Stated goal:
Print the entries below in their entirety, exactly as they are written.

Data provided:

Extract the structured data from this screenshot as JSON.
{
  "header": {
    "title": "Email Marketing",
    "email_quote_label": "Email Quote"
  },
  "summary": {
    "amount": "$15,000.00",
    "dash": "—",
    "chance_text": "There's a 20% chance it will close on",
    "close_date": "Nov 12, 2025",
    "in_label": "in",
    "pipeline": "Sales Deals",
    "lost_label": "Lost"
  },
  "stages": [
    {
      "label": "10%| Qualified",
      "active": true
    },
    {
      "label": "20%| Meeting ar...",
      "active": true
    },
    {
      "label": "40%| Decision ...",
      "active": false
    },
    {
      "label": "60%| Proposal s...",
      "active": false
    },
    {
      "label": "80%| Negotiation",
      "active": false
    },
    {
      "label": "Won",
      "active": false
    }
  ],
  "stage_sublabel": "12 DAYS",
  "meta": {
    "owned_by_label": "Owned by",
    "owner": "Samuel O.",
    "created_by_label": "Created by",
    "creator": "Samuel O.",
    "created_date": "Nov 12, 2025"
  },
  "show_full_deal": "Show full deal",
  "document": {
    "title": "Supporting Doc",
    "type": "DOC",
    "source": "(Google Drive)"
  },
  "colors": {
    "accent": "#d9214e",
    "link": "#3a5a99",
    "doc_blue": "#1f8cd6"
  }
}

Task answer:
Extract the structured data from this screenshot as JSON.
{
  "header": {
    "title": "Email Marketing",
    "email_quote_label": "Email Quote"
  },
  "summary": {
    "amount": "$15,000.00",
    "dash": "—",
    "chance_text": "There's a 20% chance it will close on",
    "close_date": "Nov 12, 2025",
    "in_label": "in",
    "pipeline": "Sales Deals",
    "lost_label": "Lost"
  },
  "stages": [
    {
      "label": "10%| Qualified",
      "active": true
    },
    {
      "label": "20%| Meeting ar...",
      "active": true
    },
    {
      "label": "40%| Decision ...",
      "active": false
    },
    {
      "label": "60%| Proposal s...",
      "active": false
    },
    {
      "label": "80%| Negotiation",
      "active": false
    },
    {
      "label": "Won",
      "active": false
    }
  ],
  "stage_sublabel": "12 DAYS",
  "meta": {
    "owned_by_label": "Owned by",
    "owner": "Samuel O.",
    "created_by_label": "Created by",
    "creator": "Samuel O.",
    "created_date": "Nov 12, 2025"
  },
  "show_full_deal": "Show full deal",
  "document": {
    "title": "Supporting Doc",
    "type": "DOC",
    "source": "(Google Drive)"
  },
  "colors": {
    "accent": "#d9214e",
    "link": "#3a5a99",
    "doc_blue": "#1f8cd6"
  }
}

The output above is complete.